▸ GIVEN TASK
Reproduce every entry exactly and leave its pictures out.

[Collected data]
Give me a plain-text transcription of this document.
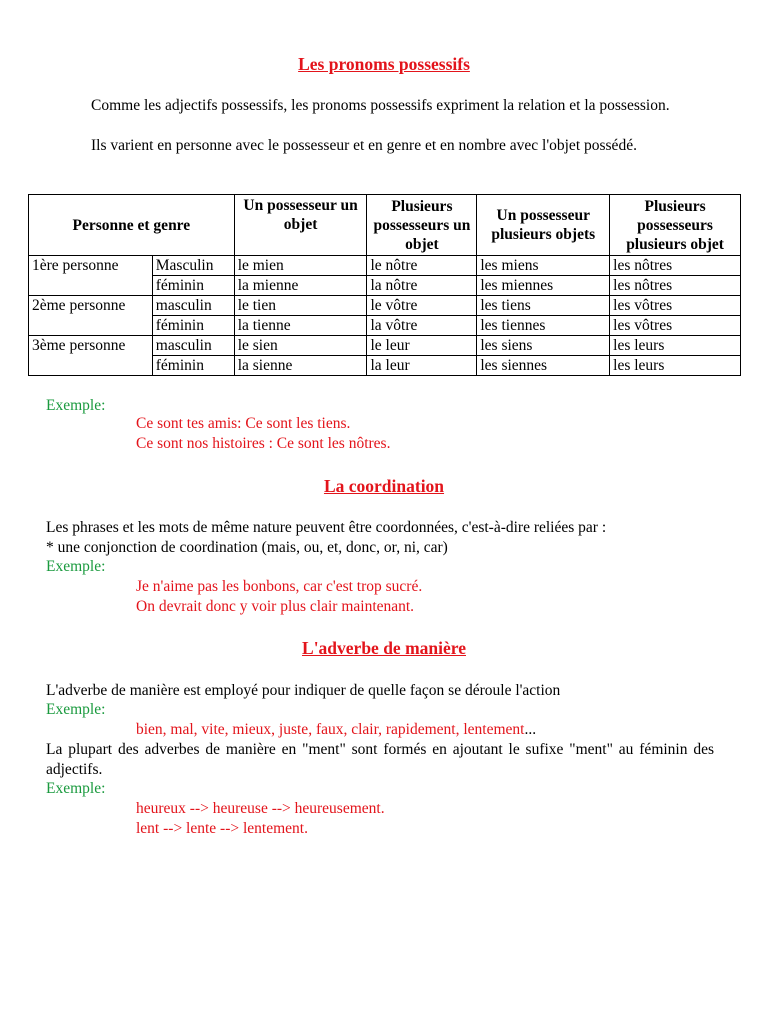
Les pronoms possessifs
Comme les adjectifs possessifs, les pronoms possessifs expriment la relation et la possession.
Ils varient en personne avec le possesseur et en genre et en nombre avec l'objet possédé.
Personne et genre		Un possesseur un objet	Plusieurs possesseurs un objet	Un possesseur plusieurs objets	Plusieurs possesseurs plusieurs objet
1ère personne	Masculin	le mien	le nôtre	les miens	les nôtres
	féminin	la mienne	la nôtre	les miennes	les nôtres
2ème personne	masculin	le tien	le vôtre	les tiens	les vôtres
	féminin	la tienne	la vôtre	les tiennes	les vôtres
3ème personne	masculin	le sien	le leur	les siens	les leurs
	féminin	la sienne	la leur	les siennes	les leurs
Exemple:
Ce sont tes amis: Ce sont les tiens.
Ce sont nos histoires : Ce sont les nôtres.
La coordination
Les phrases et les mots de même nature peuvent être coordonnées, c'est-à-dire reliées par :
* une conjonction de coordination (mais, ou, et, donc, or, ni, car)
Exemple:
Je n'aime pas les bonbons, car c'est trop sucré.
On devrait donc y voir plus clair maintenant.
L'adverbe de manière
L'adverbe de manière est employé pour indiquer de quelle façon se déroule l'action
Exemple:
bien, mal, vite, mieux, juste, faux, clair, rapidement, lentement...
La plupart des adverbes de manière en "ment" sont formés en ajoutant le sufixe "ment" au féminin des adjectifs.
Exemple:
heureux --> heureuse --> heureusement.
lent --> lente --> lentement.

▸ RESULT
Give me a plain-text transcription of this document.
Les pronoms possessifs
Comme les adjectifs possessifs, les pronoms possessifs expriment la relation et la possession.
Ils varient en personne avec le possesseur et en genre et en nombre avec l'objet possédé.
Personne et genre		Un possesseur un objet	Plusieurs possesseurs un objet	Un possesseur plusieurs objets	Plusieurs possesseurs plusieurs objet
1ère personne	Masculin	le mien	le nôtre	les miens	les nôtres
	féminin	la mienne	la nôtre	les miennes	les nôtres
2ème personne	masculin	le tien	le vôtre	les tiens	les vôtres
	féminin	la tienne	la vôtre	les tiennes	les vôtres
3ème personne	masculin	le sien	le leur	les siens	les leurs
	féminin	la sienne	la leur	les siennes	les leurs
Exemple:
Ce sont tes amis: Ce sont les tiens.
Ce sont nos histoires : Ce sont les nôtres.
La coordination
Les phrases et les mots de même nature peuvent être coordonnées, c'est-à-dire reliées par :
* une conjonction de coordination (mais, ou, et, donc, or, ni, car)
Exemple:
Je n'aime pas les bonbons, car c'est trop sucré.
On devrait donc y voir plus clair maintenant.
L'adverbe de manière
L'adverbe de manière est employé pour indiquer de quelle façon se déroule l'action
Exemple:
bien, mal, vite, mieux, juste, faux, clair, rapidement, lentement...
La plupart des adverbes de manière en "ment" sont formés en ajoutant le sufixe "ment" au féminin des adjectifs.
Exemple:
heureux --> heureuse --> heureusement.
lent --> lente --> lentement.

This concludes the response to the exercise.